> _Your objective_: Here are some records; quote them exactly, leaving out the pictures.

> _Records provided_:
[start]

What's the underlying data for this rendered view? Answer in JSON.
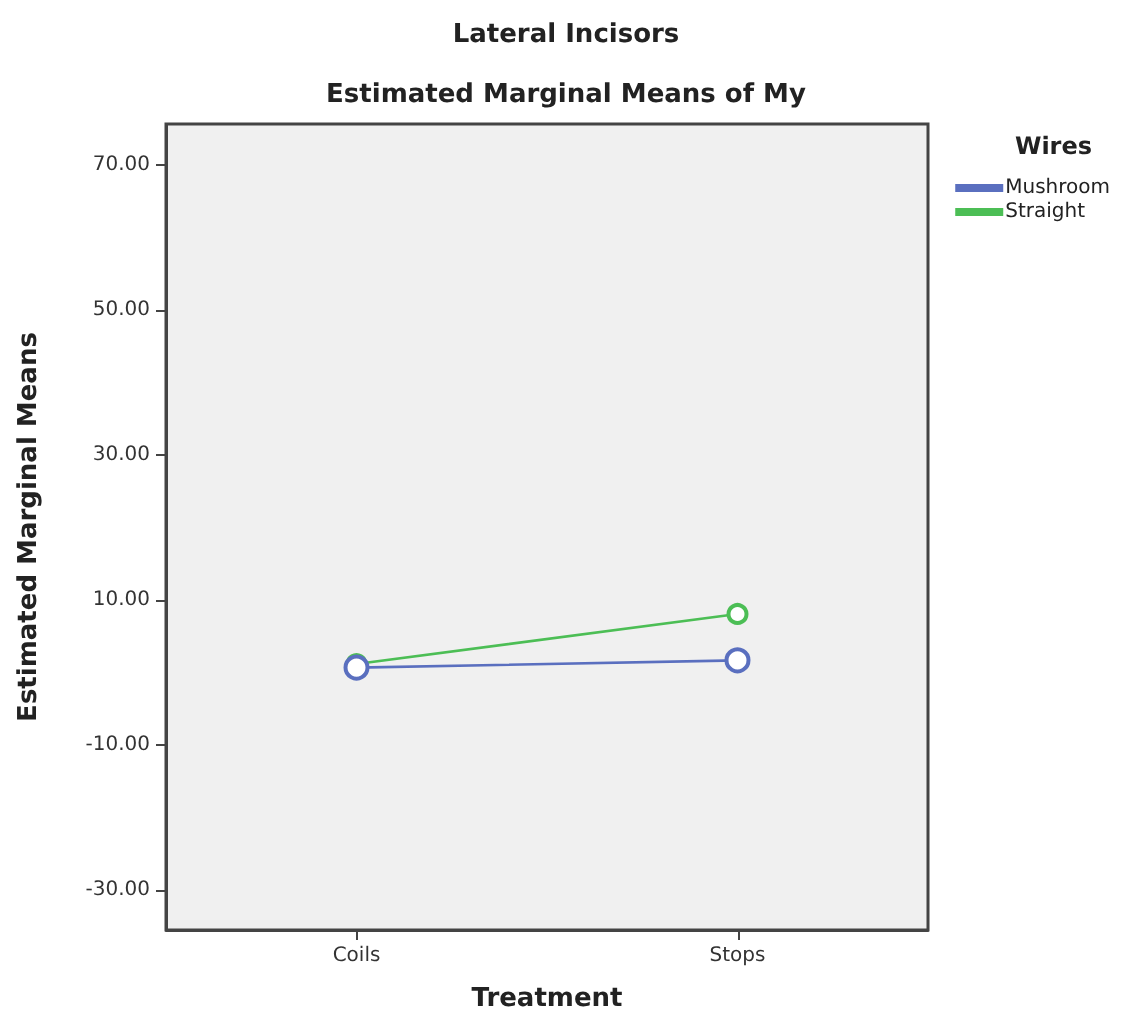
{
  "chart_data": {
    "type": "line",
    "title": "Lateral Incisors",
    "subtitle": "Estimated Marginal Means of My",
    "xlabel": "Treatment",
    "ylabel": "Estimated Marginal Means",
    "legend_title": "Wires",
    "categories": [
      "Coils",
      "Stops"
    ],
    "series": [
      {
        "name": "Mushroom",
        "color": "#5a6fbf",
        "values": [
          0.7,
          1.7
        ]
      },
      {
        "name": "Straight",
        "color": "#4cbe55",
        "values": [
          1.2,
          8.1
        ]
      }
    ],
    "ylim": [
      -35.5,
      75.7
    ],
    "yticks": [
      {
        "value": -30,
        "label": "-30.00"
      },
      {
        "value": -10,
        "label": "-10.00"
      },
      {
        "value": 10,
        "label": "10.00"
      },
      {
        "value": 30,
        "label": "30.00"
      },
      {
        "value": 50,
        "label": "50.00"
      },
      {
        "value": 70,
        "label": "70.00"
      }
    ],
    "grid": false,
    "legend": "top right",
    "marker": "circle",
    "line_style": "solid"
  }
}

[end]

> _Answer for this exercise_:
What's the underlying data for this rendered view? Answer in JSON.
{
  "chart_data": {
    "type": "line",
    "title": "Lateral Incisors",
    "subtitle": "Estimated Marginal Means of My",
    "xlabel": "Treatment",
    "ylabel": "Estimated Marginal Means",
    "legend_title": "Wires",
    "categories": [
      "Coils",
      "Stops"
    ],
    "series": [
      {
        "name": "Mushroom",
        "color": "#5a6fbf",
        "values": [
          0.7,
          1.7
        ]
      },
      {
        "name": "Straight",
        "color": "#4cbe55",
        "values": [
          1.2,
          8.1
        ]
      }
    ],
    "ylim": [
      -35.5,
      75.7
    ],
    "yticks": [
      {
        "value": -30,
        "label": "-30.00"
      },
      {
        "value": -10,
        "label": "-10.00"
      },
      {
        "value": 10,
        "label": "10.00"
      },
      {
        "value": 30,
        "label": "30.00"
      },
      {
        "value": 50,
        "label": "50.00"
      },
      {
        "value": 70,
        "label": "70.00"
      }
    ],
    "grid": false,
    "legend": "top right",
    "marker": "circle",
    "line_style": "solid"
  }
}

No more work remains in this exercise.